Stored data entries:
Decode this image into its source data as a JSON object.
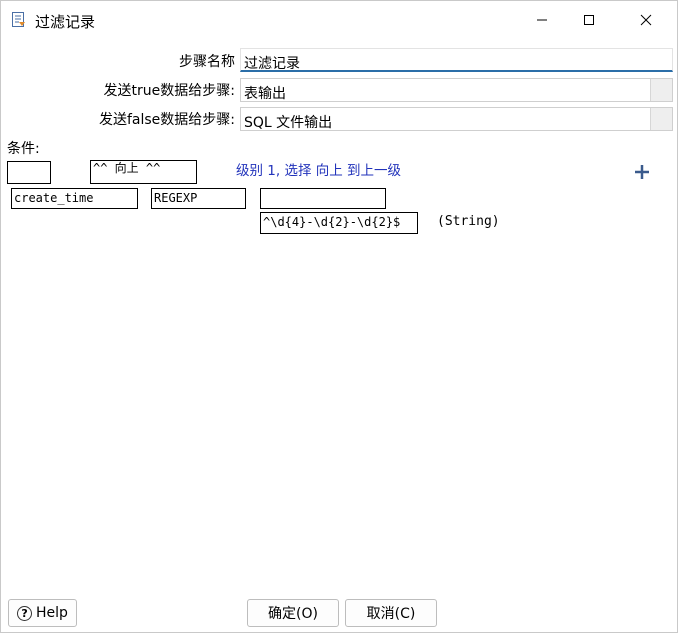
{
  "window": {
    "title": "过滤记录",
    "icons": [
      "filter-step-icon",
      "minimize-icon",
      "maximize-icon",
      "close-icon"
    ]
  },
  "form": {
    "step_name_label": "步骤名称",
    "step_name_value": "过滤记录",
    "send_true_label": "发送true数据给步骤:",
    "send_true_value": "表输出",
    "send_false_label": "发送false数据给步骤:",
    "send_false_value": "SQL 文件输出"
  },
  "condition": {
    "label": "条件:",
    "negate_box": "",
    "up_button": "^^ 向上 ^^",
    "level_text": "级别 1, 选择 向上 到上一级",
    "add_icon": "plus-icon",
    "field_name": "create_time",
    "operator": "REGEXP",
    "compare_field": "",
    "compare_value": "^\\d{4}-\\d{2}-\\d{2}$",
    "value_type": "(String)"
  },
  "buttons": {
    "help": "Help",
    "ok": "确定(O)",
    "cancel": "取消(C)"
  },
  "colors": {
    "accent_underline": "#2b6ea8",
    "link_text": "#2233bb",
    "add_icon": "#3a5a8c"
  }
}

**Instructions for the task**
Repeat every record above exactly, but leave out any pictures.

**Task answer**
Decode this image into its source data as a JSON object.
{
  "window": {
    "title": "过滤记录",
    "icons": [
      "filter-step-icon",
      "minimize-icon",
      "maximize-icon",
      "close-icon"
    ]
  },
  "form": {
    "step_name_label": "步骤名称",
    "step_name_value": "过滤记录",
    "send_true_label": "发送true数据给步骤:",
    "send_true_value": "表输出",
    "send_false_label": "发送false数据给步骤:",
    "send_false_value": "SQL 文件输出"
  },
  "condition": {
    "label": "条件:",
    "negate_box": "",
    "up_button": "^^ 向上 ^^",
    "level_text": "级别 1, 选择 向上 到上一级",
    "add_icon": "plus-icon",
    "field_name": "create_time",
    "operator": "REGEXP",
    "compare_field": "",
    "compare_value": "^\\d{4}-\\d{2}-\\d{2}$",
    "value_type": "(String)"
  },
  "buttons": {
    "help": "Help",
    "ok": "确定(O)",
    "cancel": "取消(C)"
  },
  "colors": {
    "accent_underline": "#2b6ea8",
    "link_text": "#2233bb",
    "add_icon": "#3a5a8c"
  }
}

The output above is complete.